Task details: Which lines hold the word "Vergl"? Copy each of them from the material.

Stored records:
----

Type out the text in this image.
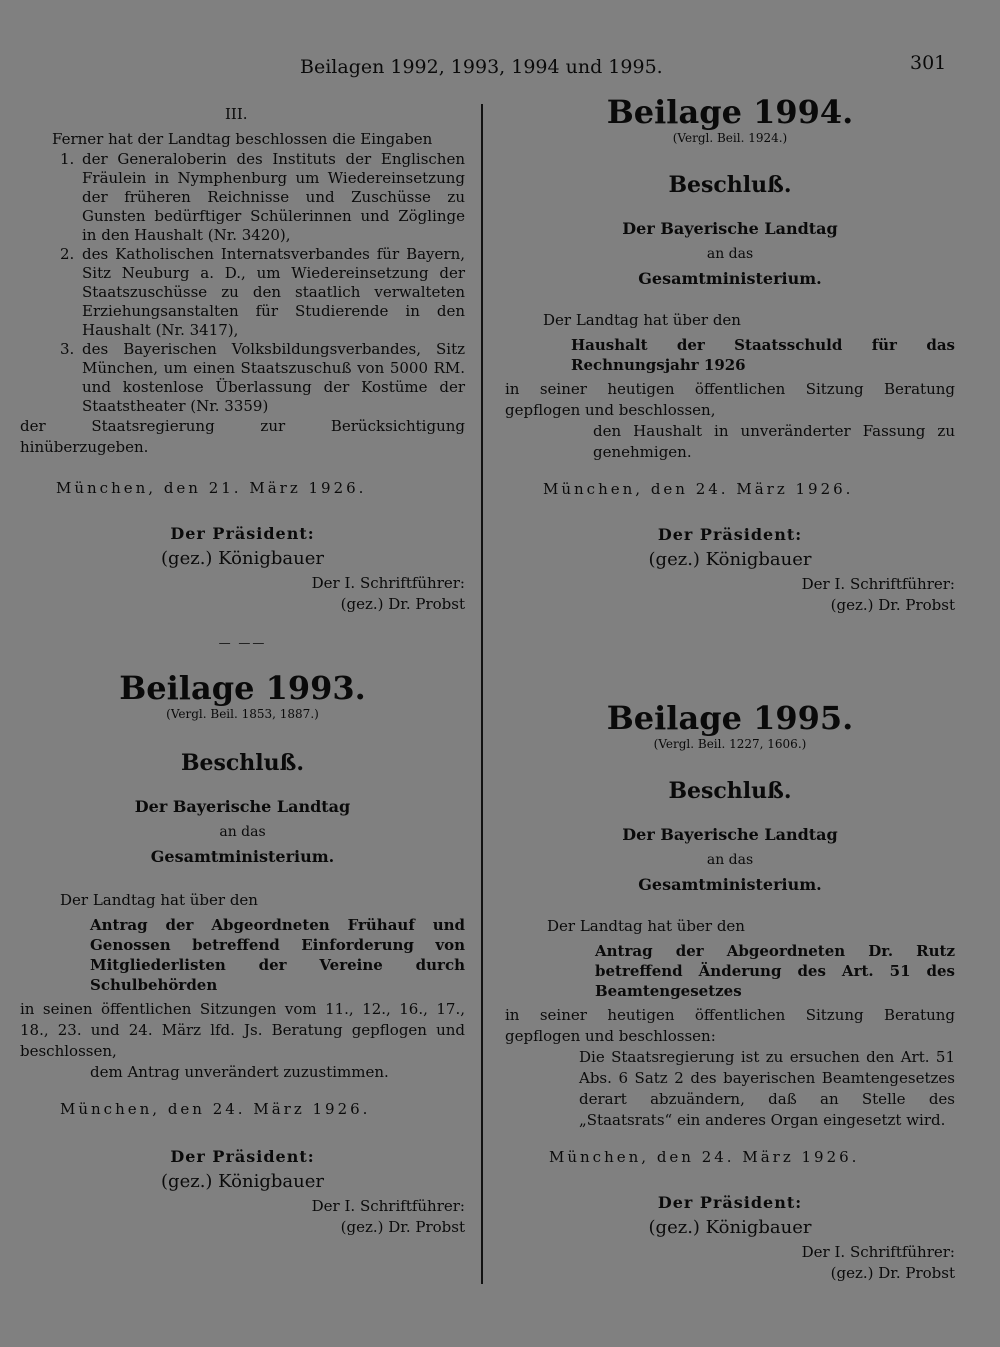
Beilagen 1992, 1993, 1994 und 1995.	301

III.

Ferner hat der Landtag beschlossen die Eingaben

1. der Generaloberin des Instituts der Englischen Fräulein in Nymphenburg um Wiedereinsetzung der früheren Reichnisse und Zuschüsse zu Gunsten bedürftiger Schülerinnen und Zöglinge in den Haushalt (Nr. 3420),
2. des Katholischen Internatsverbandes für Bayern, Sitz Neuburg a. D., um Wiedereinsetzung der Staatszuschüsse zu den staatlich verwalteten Erziehungsanstalten für Studierende in den Haushalt (Nr. 3417),
3. des Bayerischen Volksbildungsverbandes, Sitz München, um einen Staatszuschuß von 5000 RM. und kostenlose Überlassung der Kostüme der Staatstheater (Nr. 3359)

der Staatsregierung zur Berücksichtigung hinüberzugeben.

München, den 21. März 1926.

Der Präsident:

(gez.) Königbauer

Der I. Schriftführer:

(gez.) Dr. Probst

— ——

Beilage 1993.

(Vergl. Beil. 1853, 1887.)

Beschluß.

Der Bayerische Landtag

an das

Gesamtministerium.

Der Landtag hat über den

Antrag der Abgeordneten Frühauf und Genossen betreffend Einforderung von Mitgliederlisten der Vereine durch Schulbehörden

in seinen öffentlichen Sitzungen vom 11., 12., 16., 17., 18., 23. und 24. März lfd. Js. Beratung gepflogen und beschlossen,

dem Antrag unverändert zuzustimmen.

München, den 24. März 1926.

Der Präsident:

(gez.) Königbauer

Der I. Schriftführer:

(gez.) Dr. Probst

Beilage 1994.

(Vergl. Beil. 1924.)

Beschluß.

Der Bayerische Landtag

an das

Gesamtministerium.

Der Landtag hat über den

Haushalt der Staatsschuld für das Rechnungsjahr 1926

in seiner heutigen öffentlichen Sitzung Beratung gepflogen und beschlossen,

den Haushalt in unveränderter Fassung zu genehmigen.

München, den 24. März 1926.

Der Präsident:

(gez.) Königbauer

Der I. Schriftführer:

(gez.) Dr. Probst

Beilage 1995.

(Vergl. Beil. 1227, 1606.)

Beschluß.

Der Bayerische Landtag

an das

Gesamtministerium.

Der Landtag hat über den

Antrag der Abgeordneten Dr. Rutz betreffend Änderung des Art. 51 des Beamtengesetzes

in seiner heutigen öffentlichen Sitzung Beratung gepflogen und beschlossen:

Die Staatsregierung ist zu ersuchen den Art. 51 Abs. 6 Satz 2 des bayerischen Beamtengesetzes derart abzuändern, daß an Stelle des „Staatsrats“ ein anderes Organ eingesetzt wird.

München, den 24. März 1926.

Der Präsident:

(gez.) Königbauer

Der I. Schriftführer:

(gez.) Dr. Probst
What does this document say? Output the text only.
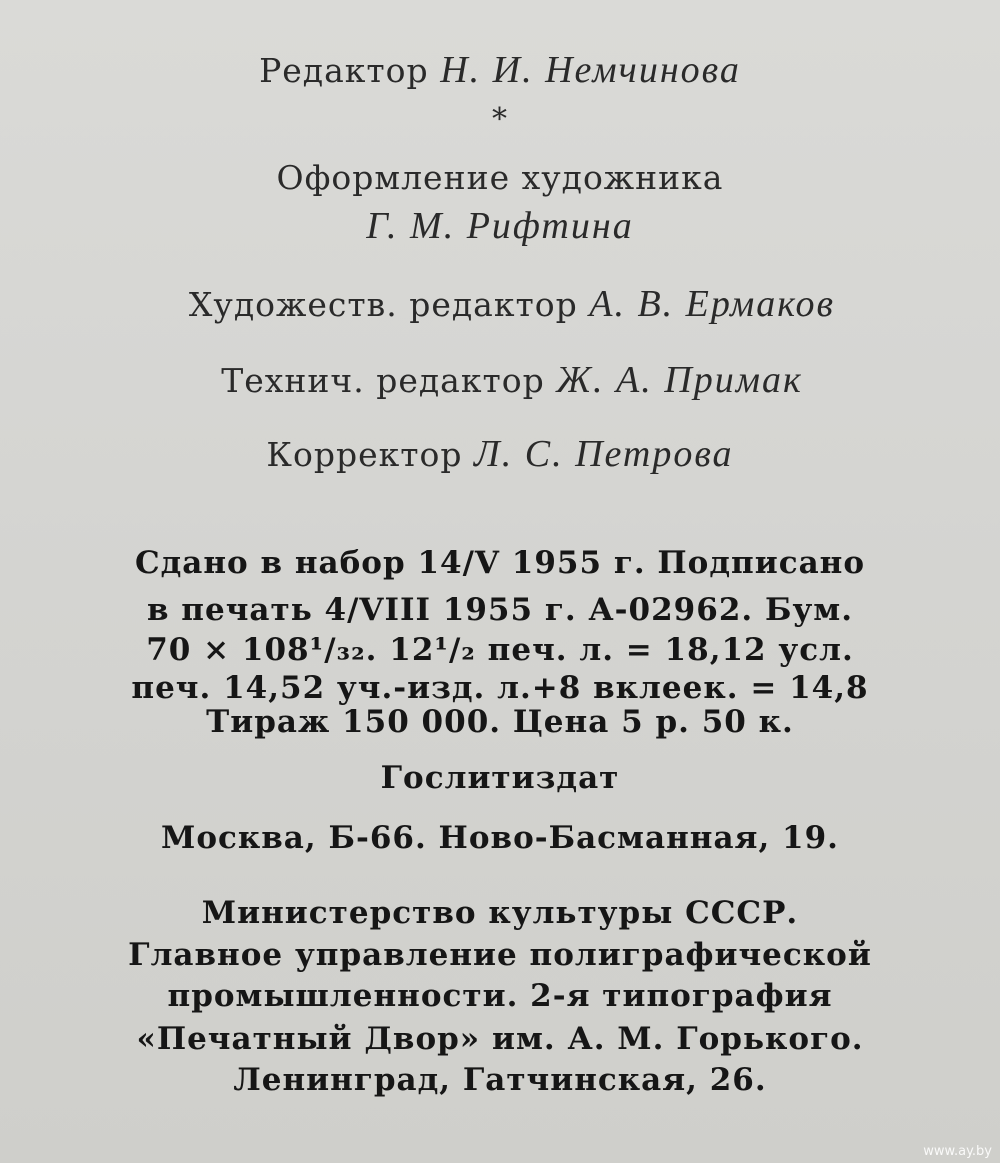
Редактор Н. И. Немчинова
*
Оформление художника
Г. М. Рифтина
Художеств. редактор А. В. Ермаков
Технич. редактор Ж. А. Примак
Корректор Л. С. Петрова
Сдано в набор 14/V 1955 г. Подписано
в печать 4/VIII 1955 г. А-02962. Бум.
70 × 108¹/₃₂. 12¹/₂ печ. л. = 18,12 усл.
печ. 14,52 уч.-изд. л.+8 вклеек. = 14,8
Тираж 150 000. Цена 5 р. 50 к.
Гослитиздат
Москва, Б-66. Ново-Басманная, 19.
Министерство культуры СССР.
Главное управление полиграфической
промышленности. 2-я типография
«Печатный Двор» им. А. М. Горького.
Ленинград, Гатчинская, 26.
www.ay.by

----

Answer to the exercise:
(Vergl. Beil. 1853, 1887.)
(Vergl. Beil. 1924.)
(Vergl. Beil. 1227, 1606.)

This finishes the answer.